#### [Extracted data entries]
★ ★ ★ ★
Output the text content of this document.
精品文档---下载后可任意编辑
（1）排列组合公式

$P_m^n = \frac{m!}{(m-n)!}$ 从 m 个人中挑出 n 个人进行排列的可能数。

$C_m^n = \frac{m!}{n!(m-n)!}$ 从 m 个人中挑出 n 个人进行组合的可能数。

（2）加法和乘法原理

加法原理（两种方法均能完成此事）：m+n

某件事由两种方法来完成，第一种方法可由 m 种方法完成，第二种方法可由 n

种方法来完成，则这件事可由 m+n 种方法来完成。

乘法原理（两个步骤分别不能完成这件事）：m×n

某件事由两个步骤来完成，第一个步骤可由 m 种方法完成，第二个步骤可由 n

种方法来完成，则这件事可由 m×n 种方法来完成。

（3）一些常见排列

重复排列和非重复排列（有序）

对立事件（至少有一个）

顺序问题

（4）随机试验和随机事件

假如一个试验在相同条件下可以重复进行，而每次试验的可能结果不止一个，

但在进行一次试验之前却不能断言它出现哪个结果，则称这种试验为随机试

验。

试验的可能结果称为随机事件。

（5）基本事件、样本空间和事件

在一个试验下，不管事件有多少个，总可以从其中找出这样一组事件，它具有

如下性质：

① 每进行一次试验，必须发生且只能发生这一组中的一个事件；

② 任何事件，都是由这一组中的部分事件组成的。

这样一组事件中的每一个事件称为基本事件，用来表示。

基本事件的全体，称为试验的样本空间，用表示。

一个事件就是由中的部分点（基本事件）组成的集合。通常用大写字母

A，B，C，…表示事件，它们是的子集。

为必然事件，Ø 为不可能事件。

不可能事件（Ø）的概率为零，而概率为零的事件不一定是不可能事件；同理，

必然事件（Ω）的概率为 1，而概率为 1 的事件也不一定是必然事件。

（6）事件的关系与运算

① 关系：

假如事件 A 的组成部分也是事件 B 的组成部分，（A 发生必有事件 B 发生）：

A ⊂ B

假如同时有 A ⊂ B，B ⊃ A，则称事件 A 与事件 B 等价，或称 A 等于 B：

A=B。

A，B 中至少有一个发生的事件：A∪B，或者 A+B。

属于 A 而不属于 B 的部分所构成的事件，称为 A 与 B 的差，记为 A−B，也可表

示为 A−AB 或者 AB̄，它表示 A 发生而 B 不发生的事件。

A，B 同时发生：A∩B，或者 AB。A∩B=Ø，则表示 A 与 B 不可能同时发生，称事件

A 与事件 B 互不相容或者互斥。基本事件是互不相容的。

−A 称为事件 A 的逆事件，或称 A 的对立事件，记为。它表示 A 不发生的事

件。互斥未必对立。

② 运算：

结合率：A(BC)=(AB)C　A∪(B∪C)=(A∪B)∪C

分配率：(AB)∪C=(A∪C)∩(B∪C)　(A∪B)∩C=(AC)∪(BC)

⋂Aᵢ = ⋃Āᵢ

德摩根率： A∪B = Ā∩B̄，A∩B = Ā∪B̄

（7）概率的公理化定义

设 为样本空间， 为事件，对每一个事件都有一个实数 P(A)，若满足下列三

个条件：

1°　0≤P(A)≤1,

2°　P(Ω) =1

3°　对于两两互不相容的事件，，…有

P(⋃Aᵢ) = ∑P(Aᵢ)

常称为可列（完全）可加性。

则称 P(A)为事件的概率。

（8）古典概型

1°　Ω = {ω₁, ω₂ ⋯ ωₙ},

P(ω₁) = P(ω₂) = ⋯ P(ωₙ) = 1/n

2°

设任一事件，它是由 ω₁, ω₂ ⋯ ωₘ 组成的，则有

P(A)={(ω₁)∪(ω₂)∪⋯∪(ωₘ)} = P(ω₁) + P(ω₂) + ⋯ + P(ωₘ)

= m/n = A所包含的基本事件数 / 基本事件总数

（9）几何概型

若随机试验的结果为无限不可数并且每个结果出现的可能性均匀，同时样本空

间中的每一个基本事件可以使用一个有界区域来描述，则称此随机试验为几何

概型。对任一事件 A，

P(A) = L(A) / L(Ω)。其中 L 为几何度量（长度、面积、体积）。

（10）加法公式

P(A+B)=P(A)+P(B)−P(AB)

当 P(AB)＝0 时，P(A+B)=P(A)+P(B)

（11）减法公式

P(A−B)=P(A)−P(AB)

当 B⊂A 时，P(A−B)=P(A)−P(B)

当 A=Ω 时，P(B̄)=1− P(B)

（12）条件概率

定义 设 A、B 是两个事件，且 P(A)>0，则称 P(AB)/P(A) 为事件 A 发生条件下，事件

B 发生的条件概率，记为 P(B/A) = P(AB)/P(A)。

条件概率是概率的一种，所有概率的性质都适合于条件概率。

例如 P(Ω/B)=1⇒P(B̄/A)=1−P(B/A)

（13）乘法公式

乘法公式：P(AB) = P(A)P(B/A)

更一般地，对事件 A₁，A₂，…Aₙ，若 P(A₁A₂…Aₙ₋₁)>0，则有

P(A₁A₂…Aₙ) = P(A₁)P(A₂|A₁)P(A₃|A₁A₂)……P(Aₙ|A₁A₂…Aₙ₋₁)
★ ★ ★ ★
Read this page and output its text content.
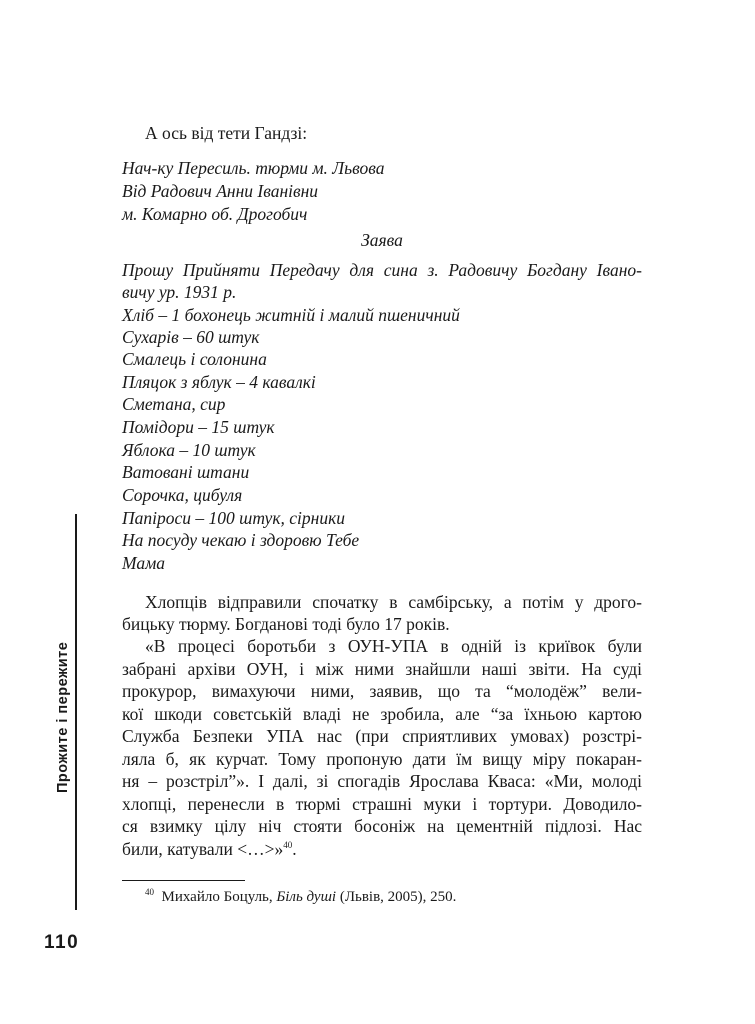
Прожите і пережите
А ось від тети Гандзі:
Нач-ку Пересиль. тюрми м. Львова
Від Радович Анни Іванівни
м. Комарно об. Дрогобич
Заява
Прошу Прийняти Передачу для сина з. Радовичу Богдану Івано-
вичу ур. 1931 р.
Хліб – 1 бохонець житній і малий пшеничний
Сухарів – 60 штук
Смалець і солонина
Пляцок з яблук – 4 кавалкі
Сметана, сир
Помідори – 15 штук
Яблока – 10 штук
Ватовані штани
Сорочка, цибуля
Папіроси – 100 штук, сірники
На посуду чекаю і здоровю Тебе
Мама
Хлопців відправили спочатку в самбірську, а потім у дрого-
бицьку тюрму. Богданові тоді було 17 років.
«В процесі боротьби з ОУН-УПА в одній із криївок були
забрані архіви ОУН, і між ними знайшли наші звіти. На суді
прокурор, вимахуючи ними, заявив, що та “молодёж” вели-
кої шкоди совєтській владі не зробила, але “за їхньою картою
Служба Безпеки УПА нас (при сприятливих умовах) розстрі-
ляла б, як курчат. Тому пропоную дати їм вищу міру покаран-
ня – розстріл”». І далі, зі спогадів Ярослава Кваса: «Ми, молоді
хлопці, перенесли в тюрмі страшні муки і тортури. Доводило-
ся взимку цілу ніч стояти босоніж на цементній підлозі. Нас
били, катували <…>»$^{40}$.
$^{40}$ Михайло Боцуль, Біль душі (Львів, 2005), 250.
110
★ ★ ★ ★
#### [Problem description]
Search the lines above for the string "content", then show every one that has it.

#### [Complete answer]
Output the text content of this document.
Read this page and output its text content.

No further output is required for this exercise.